» Exercise description
Copy out every line in the entries below that includes "годамъ".

________________________________________

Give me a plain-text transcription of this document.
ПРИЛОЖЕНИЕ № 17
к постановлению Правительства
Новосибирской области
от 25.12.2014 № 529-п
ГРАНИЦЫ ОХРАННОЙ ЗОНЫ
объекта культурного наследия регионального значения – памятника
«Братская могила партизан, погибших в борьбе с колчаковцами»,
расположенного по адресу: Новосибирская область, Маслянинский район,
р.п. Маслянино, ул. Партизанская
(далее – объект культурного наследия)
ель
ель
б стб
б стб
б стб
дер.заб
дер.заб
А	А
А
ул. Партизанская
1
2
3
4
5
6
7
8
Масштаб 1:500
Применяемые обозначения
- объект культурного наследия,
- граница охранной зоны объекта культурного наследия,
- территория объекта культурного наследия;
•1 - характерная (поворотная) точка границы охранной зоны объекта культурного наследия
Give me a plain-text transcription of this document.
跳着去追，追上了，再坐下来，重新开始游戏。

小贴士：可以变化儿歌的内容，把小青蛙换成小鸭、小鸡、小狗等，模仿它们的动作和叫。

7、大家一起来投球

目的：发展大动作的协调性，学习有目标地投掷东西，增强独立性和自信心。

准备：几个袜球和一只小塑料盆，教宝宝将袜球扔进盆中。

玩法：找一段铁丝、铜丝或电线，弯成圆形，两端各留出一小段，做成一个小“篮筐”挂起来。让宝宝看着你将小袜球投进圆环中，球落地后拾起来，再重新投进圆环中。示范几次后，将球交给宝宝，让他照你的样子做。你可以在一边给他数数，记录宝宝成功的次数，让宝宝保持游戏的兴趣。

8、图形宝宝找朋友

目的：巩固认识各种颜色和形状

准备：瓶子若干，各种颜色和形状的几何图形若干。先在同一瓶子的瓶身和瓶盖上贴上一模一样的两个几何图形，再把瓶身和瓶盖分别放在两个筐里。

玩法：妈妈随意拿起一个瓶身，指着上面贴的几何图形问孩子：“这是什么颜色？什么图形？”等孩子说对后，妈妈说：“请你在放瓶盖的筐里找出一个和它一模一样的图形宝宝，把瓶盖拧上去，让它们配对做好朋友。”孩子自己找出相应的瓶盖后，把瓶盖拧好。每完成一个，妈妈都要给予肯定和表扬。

________________________________________

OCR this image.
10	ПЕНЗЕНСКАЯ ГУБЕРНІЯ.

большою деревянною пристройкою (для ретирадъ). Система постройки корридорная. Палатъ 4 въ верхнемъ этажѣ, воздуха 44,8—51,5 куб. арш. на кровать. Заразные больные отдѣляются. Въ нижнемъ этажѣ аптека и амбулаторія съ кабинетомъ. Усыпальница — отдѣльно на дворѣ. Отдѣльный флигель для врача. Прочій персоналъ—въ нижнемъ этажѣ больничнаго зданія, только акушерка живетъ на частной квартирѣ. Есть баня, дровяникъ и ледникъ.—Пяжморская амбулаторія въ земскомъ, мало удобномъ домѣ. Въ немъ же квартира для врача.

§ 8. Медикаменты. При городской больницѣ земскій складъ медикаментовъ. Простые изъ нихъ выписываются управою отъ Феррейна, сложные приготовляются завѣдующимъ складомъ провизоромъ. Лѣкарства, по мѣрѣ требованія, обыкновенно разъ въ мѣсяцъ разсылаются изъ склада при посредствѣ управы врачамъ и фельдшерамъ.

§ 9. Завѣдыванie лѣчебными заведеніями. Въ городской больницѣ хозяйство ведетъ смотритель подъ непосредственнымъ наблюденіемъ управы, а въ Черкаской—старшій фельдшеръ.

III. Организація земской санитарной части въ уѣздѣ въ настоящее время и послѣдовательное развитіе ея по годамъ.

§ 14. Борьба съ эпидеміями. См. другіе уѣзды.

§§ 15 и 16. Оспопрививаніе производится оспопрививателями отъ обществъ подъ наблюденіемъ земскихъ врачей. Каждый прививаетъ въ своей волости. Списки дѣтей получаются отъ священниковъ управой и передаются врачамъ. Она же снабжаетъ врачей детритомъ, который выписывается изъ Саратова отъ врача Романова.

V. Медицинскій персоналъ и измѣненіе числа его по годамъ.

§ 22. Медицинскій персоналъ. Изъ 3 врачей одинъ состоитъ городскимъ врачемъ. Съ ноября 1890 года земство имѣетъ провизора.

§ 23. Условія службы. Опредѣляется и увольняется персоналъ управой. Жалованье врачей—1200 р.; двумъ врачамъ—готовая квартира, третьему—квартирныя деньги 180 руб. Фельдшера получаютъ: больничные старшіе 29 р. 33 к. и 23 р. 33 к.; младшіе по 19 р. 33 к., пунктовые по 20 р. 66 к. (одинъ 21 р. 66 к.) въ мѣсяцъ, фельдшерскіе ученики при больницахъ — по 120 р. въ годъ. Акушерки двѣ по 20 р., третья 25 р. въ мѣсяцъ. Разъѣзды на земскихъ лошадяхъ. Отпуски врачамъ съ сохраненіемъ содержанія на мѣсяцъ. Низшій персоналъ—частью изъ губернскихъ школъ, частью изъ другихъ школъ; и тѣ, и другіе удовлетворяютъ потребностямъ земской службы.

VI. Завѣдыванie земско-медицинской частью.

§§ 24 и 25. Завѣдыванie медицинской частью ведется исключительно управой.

________________________________________

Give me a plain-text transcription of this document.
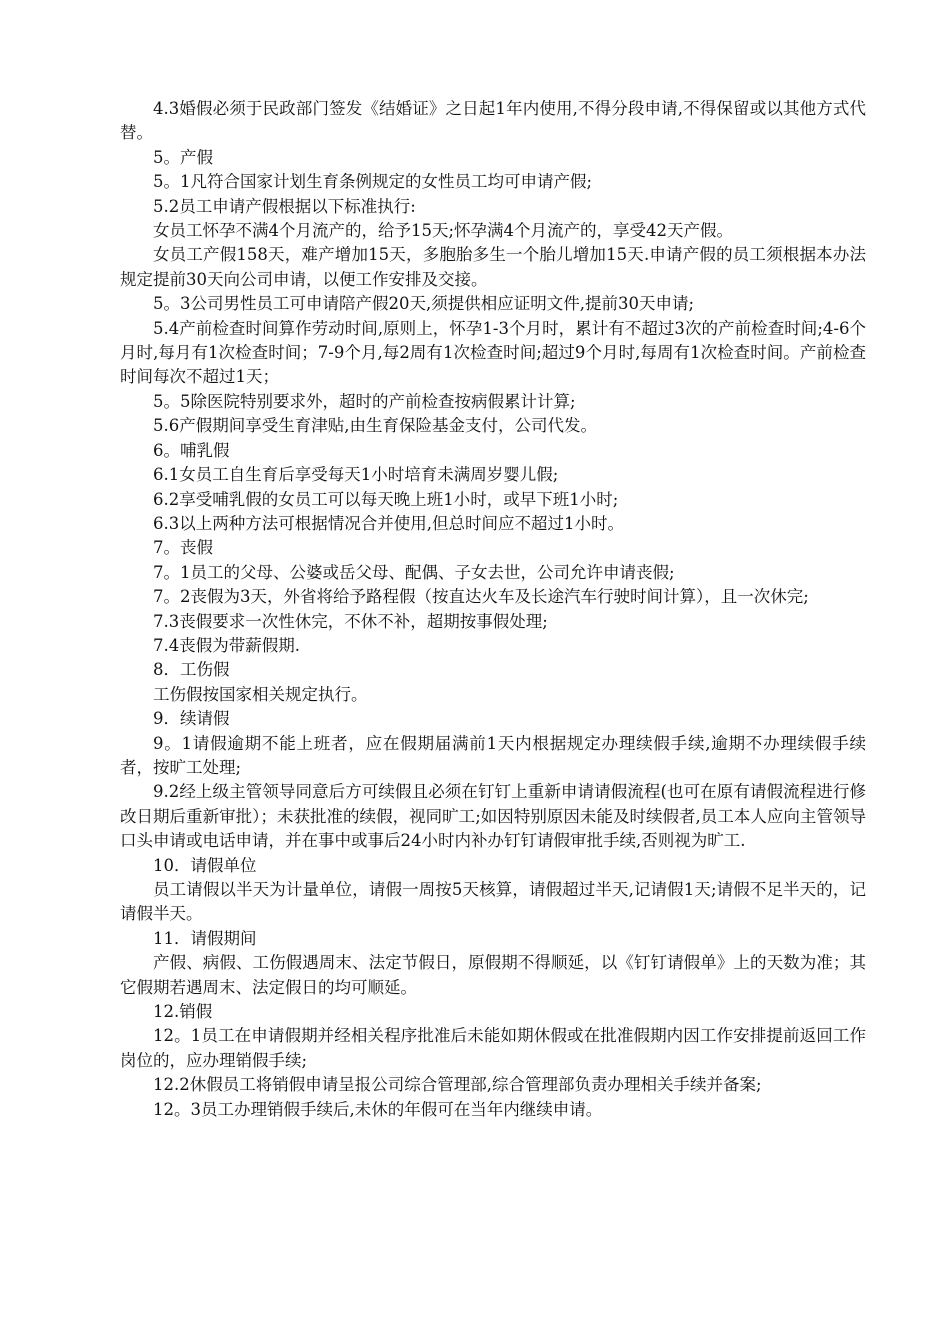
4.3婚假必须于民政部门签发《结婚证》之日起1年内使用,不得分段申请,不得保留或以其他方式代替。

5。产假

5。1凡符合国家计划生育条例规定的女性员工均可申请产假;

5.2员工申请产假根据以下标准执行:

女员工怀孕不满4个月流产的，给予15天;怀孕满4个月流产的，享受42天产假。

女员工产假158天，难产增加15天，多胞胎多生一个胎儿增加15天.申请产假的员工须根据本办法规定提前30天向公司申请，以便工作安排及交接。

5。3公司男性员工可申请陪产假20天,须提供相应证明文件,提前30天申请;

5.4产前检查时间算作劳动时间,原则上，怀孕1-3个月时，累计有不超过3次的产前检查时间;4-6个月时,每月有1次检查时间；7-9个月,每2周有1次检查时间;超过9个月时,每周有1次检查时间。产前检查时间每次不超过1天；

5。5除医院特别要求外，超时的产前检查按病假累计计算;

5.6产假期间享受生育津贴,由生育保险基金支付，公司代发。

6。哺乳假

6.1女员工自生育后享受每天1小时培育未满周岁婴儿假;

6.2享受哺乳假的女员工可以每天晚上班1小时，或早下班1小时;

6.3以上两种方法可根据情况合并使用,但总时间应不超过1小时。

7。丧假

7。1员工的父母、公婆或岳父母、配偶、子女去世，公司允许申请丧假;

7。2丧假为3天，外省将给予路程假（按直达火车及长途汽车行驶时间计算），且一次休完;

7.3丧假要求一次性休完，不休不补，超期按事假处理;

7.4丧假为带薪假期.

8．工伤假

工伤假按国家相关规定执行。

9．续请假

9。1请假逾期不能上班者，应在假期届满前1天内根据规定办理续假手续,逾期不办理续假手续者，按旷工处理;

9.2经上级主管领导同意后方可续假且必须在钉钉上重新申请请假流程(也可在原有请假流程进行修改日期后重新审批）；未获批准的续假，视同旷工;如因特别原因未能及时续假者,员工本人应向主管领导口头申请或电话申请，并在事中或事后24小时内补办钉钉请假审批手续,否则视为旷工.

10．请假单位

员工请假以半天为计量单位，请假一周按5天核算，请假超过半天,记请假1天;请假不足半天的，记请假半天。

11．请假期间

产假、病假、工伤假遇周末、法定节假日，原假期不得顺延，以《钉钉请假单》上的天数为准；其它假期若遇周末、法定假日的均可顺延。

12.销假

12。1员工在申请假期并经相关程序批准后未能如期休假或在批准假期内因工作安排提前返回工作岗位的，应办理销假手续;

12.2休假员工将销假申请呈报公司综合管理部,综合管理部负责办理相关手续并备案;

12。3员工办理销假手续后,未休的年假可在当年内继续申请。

________________________________________

» Solution
III. Организація земской санитарной части въ уѣздѣ въ настоящее время и послѣдовательное развитіе ея по годамъ.
V. Медицинскій персоналъ и измѣненіе числа его по годамъ.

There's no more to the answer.